--- begin TASK INPUTS ---

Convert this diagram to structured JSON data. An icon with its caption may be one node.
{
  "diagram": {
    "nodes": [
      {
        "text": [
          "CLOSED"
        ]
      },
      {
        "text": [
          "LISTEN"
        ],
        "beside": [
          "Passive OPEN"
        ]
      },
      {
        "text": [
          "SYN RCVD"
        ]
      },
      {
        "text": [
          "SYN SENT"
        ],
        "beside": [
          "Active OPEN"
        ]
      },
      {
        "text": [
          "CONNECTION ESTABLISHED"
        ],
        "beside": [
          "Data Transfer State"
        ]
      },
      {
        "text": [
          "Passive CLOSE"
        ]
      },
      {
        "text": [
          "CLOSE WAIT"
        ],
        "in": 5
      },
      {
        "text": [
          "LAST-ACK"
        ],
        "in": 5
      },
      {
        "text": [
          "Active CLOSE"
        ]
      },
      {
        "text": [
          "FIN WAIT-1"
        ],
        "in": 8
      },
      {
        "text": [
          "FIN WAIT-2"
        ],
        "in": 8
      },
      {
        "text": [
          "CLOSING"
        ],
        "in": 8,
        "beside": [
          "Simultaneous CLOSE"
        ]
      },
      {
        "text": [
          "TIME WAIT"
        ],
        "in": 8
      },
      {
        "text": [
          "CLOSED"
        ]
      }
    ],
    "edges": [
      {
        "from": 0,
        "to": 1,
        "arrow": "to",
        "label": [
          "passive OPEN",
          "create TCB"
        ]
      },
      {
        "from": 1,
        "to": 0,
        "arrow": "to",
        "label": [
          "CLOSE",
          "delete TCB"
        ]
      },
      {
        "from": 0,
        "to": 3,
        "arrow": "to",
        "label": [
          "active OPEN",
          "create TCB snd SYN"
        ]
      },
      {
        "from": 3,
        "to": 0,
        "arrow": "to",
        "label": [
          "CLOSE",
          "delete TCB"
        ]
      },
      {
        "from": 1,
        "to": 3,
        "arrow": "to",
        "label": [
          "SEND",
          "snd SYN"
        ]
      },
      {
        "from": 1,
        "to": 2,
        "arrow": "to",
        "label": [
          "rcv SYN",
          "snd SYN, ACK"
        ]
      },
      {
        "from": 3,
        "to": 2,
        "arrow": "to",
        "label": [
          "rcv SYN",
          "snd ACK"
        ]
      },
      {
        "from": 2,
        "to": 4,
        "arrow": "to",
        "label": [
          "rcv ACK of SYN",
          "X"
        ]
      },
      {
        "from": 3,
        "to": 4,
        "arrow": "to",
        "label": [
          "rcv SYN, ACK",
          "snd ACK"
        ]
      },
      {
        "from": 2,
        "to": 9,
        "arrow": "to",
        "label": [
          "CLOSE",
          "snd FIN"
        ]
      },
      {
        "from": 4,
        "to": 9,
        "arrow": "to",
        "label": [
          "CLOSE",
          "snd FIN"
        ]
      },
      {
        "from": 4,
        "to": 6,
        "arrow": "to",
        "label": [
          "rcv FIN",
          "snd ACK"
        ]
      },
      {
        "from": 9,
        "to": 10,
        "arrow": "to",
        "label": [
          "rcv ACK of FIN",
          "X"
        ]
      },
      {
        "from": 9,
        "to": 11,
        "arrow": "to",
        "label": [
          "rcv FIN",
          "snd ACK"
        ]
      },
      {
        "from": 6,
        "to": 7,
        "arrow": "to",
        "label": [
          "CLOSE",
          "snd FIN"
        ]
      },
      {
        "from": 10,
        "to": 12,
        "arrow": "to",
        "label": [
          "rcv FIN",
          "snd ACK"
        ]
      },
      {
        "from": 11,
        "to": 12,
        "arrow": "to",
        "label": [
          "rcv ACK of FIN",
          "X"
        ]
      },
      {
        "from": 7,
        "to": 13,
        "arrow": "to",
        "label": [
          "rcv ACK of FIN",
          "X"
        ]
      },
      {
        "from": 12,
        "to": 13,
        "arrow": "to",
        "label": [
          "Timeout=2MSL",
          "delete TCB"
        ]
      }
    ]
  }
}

--- end TASK INPUTS ---

WHAT IS EXPECTED:
Retype the records above exactly.

CORRECT RESULT:
Convert this diagram to structured JSON data. An icon with its caption may be one node.
{
  "diagram": {
    "nodes": [
      {
        "text": [
          "CLOSED"
        ]
      },
      {
        "text": [
          "LISTEN"
        ],
        "beside": [
          "Passive OPEN"
        ]
      },
      {
        "text": [
          "SYN RCVD"
        ]
      },
      {
        "text": [
          "SYN SENT"
        ],
        "beside": [
          "Active OPEN"
        ]
      },
      {
        "text": [
          "CONNECTION ESTABLISHED"
        ],
        "beside": [
          "Data Transfer State"
        ]
      },
      {
        "text": [
          "Passive CLOSE"
        ]
      },
      {
        "text": [
          "CLOSE WAIT"
        ],
        "in": 5
      },
      {
        "text": [
          "LAST-ACK"
        ],
        "in": 5
      },
      {
        "text": [
          "Active CLOSE"
        ]
      },
      {
        "text": [
          "FIN WAIT-1"
        ],
        "in": 8
      },
      {
        "text": [
          "FIN WAIT-2"
        ],
        "in": 8
      },
      {
        "text": [
          "CLOSING"
        ],
        "in": 8,
        "beside": [
          "Simultaneous CLOSE"
        ]
      },
      {
        "text": [
          "TIME WAIT"
        ],
        "in": 8
      },
      {
        "text": [
          "CLOSED"
        ]
      }
    ],
    "edges": [
      {
        "from": 0,
        "to": 1,
        "arrow": "to",
        "label": [
          "passive OPEN",
          "create TCB"
        ]
      },
      {
        "from": 1,
        "to": 0,
        "arrow": "to",
        "label": [
          "CLOSE",
          "delete TCB"
        ]
      },
      {
        "from": 0,
        "to": 3,
        "arrow": "to",
        "label": [
          "active OPEN",
          "create TCB snd SYN"
        ]
      },
      {
        "from": 3,
        "to": 0,
        "arrow": "to",
        "label": [
          "CLOSE",
          "delete TCB"
        ]
      },
      {
        "from": 1,
        "to": 3,
        "arrow": "to",
        "label": [
          "SEND",
          "snd SYN"
        ]
      },
      {
        "from": 1,
        "to": 2,
        "arrow": "to",
        "label": [
          "rcv SYN",
          "snd SYN, ACK"
        ]
      },
      {
        "from": 3,
        "to": 2,
        "arrow": "to",
        "label": [
          "rcv SYN",
          "snd ACK"
        ]
      },
      {
        "from": 2,
        "to": 4,
        "arrow": "to",
        "label": [
          "rcv ACK of SYN",
          "X"
        ]
      },
      {
        "from": 3,
        "to": 4,
        "arrow": "to",
        "label": [
          "rcv SYN, ACK",
          "snd ACK"
        ]
      },
      {
        "from": 2,
        "to": 9,
        "arrow": "to",
        "label": [
          "CLOSE",
          "snd FIN"
        ]
      },
      {
        "from": 4,
        "to": 9,
        "arrow": "to",
        "label": [
          "CLOSE",
          "snd FIN"
        ]
      },
      {
        "from": 4,
        "to": 6,
        "arrow": "to",
        "label": [
          "rcv FIN",
          "snd ACK"
        ]
      },
      {
        "from": 9,
        "to": 10,
        "arrow": "to",
        "label": [
          "rcv ACK of FIN",
          "X"
        ]
      },
      {
        "from": 9,
        "to": 11,
        "arrow": "to",
        "label": [
          "rcv FIN",
          "snd ACK"
        ]
      },
      {
        "from": 6,
        "to": 7,
        "arrow": "to",
        "label": [
          "CLOSE",
          "snd FIN"
        ]
      },
      {
        "from": 10,
        "to": 12,
        "arrow": "to",
        "label": [
          "rcv FIN",
          "snd ACK"
        ]
      },
      {
        "from": 11,
        "to": 12,
        "arrow": "to",
        "label": [
          "rcv ACK of FIN",
          "X"
        ]
      },
      {
        "from": 7,
        "to": 13,
        "arrow": "to",
        "label": [
          "rcv ACK of FIN",
          "X"
        ]
      },
      {
        "from": 12,
        "to": 13,
        "arrow": "to",
        "label": [
          "Timeout=2MSL",
          "delete TCB"
        ]
      }
    ]
  }
}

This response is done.